SUPPLIED MATERIAL:
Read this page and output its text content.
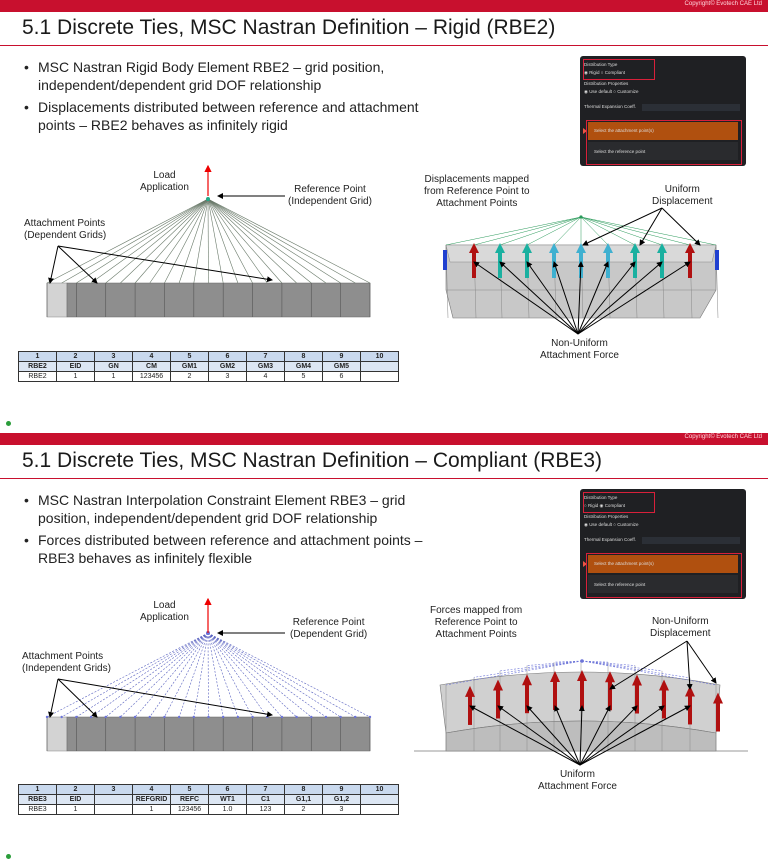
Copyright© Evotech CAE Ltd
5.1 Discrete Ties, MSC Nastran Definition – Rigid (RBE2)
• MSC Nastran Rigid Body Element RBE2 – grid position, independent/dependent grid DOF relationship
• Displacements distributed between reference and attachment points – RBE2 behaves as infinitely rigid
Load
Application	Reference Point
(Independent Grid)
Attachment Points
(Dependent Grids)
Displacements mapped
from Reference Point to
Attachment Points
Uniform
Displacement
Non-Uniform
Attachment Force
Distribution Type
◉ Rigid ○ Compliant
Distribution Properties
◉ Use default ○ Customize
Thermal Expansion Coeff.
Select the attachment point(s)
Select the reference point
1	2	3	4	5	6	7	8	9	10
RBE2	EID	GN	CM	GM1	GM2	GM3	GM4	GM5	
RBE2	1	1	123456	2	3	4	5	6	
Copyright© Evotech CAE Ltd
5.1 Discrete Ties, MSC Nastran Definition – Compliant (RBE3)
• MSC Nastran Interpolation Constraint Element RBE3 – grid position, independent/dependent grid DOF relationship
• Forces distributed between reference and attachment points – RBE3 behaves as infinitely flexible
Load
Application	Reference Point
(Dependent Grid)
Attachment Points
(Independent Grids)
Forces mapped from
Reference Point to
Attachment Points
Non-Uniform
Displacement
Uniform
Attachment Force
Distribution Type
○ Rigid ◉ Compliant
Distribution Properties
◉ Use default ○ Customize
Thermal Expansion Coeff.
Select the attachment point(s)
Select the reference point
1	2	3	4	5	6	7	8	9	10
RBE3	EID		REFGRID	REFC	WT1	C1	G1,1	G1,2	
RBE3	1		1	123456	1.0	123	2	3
---
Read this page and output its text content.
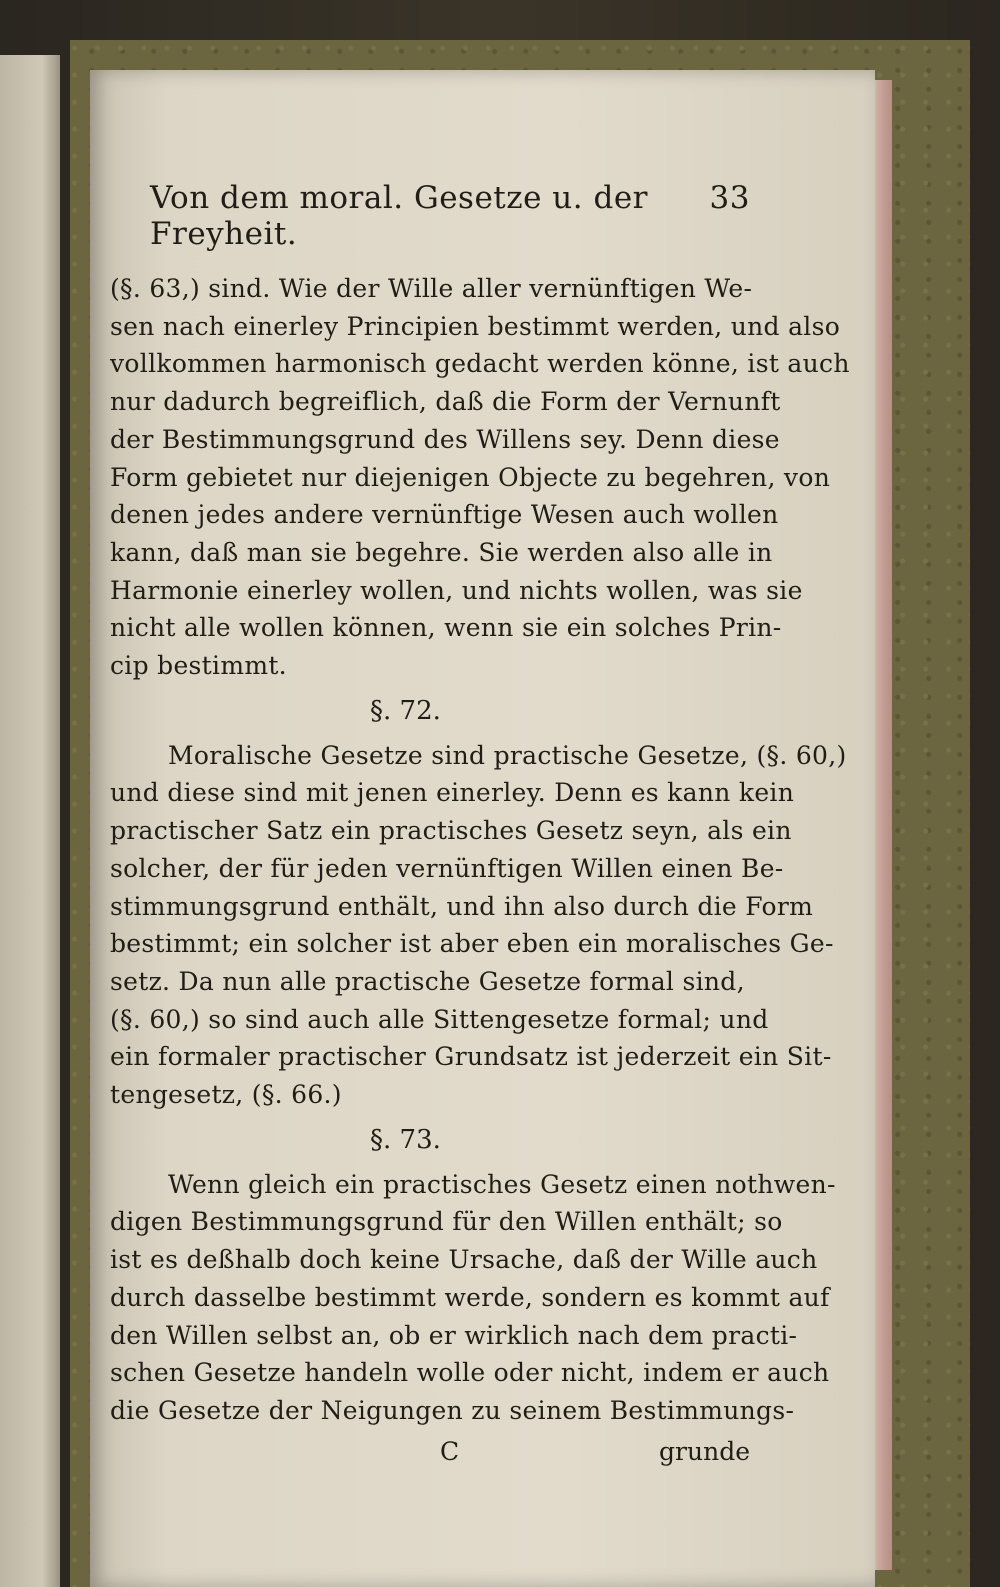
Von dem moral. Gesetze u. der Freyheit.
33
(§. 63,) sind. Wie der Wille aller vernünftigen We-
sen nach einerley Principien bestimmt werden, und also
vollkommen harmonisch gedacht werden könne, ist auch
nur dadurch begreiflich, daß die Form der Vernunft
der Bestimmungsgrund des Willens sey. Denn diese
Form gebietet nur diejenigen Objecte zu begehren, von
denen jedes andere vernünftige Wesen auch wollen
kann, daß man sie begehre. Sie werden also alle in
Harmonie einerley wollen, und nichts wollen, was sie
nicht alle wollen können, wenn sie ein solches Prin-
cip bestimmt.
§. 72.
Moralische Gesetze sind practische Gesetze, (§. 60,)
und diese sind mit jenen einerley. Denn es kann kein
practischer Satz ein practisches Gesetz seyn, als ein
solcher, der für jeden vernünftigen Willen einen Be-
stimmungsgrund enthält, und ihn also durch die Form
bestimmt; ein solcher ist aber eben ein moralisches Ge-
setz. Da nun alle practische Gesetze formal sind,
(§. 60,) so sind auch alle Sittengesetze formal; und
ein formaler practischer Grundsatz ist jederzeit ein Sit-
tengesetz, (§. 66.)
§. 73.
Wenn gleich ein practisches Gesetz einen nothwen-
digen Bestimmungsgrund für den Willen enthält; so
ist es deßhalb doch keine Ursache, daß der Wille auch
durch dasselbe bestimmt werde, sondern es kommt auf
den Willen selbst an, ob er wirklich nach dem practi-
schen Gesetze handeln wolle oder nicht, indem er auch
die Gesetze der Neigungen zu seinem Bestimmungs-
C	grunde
---
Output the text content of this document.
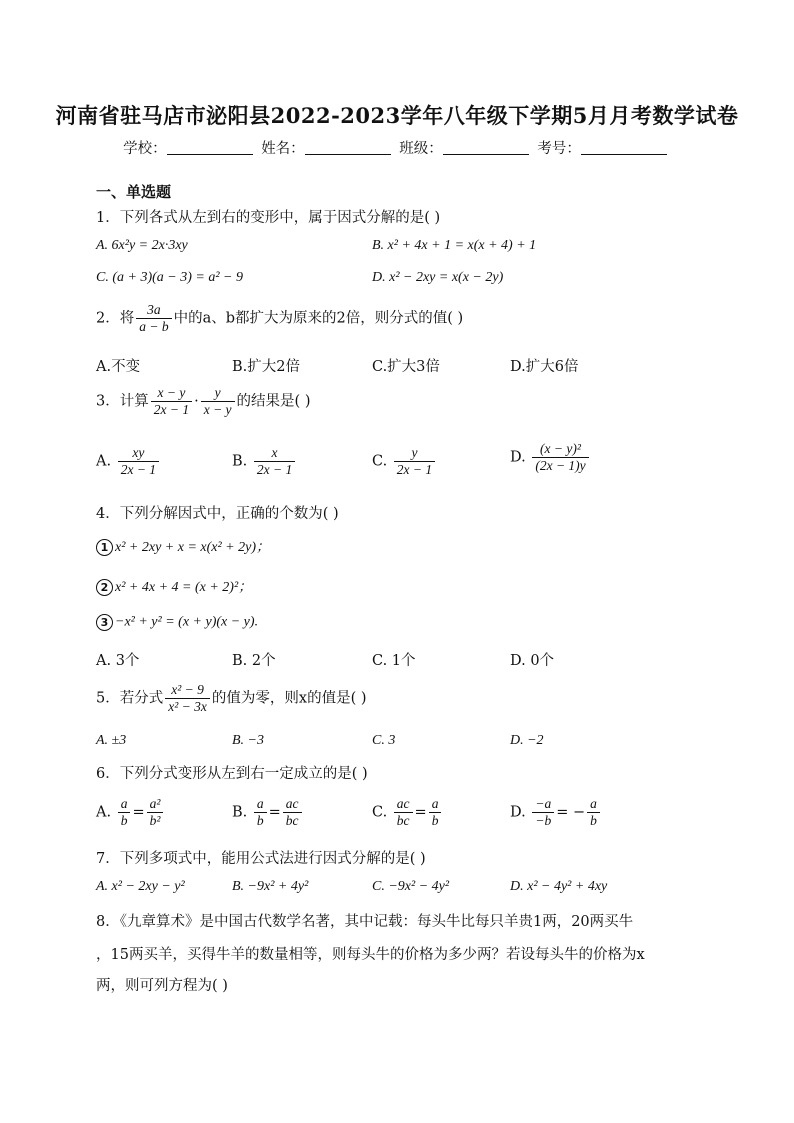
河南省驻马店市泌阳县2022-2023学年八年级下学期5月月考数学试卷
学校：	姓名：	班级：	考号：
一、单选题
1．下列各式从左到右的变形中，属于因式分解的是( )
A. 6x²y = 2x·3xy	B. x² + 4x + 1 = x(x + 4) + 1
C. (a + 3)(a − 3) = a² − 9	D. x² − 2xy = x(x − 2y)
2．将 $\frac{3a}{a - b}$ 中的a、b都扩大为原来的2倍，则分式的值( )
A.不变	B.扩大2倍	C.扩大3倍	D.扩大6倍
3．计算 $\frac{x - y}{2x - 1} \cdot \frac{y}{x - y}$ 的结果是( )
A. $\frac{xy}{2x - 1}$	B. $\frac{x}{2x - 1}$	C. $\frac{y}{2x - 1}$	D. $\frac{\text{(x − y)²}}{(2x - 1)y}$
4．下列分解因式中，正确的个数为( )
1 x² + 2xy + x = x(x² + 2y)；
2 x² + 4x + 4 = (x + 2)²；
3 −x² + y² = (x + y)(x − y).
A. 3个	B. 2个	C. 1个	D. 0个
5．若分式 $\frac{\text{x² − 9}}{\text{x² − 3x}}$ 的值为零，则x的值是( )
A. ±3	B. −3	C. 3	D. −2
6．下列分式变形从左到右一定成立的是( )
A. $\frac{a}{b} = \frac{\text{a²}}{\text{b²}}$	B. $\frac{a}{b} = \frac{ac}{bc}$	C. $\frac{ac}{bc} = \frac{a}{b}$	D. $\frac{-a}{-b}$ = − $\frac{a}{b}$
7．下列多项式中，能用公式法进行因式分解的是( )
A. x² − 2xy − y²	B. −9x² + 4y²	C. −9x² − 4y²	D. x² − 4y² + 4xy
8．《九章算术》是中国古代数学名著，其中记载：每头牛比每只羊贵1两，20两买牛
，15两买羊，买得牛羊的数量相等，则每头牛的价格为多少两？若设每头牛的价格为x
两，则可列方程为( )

PROBLEM DETAILS:
How many lines in the records above hold the word "solcher"? Give only the number.

PROBLEM SOLUTION:
2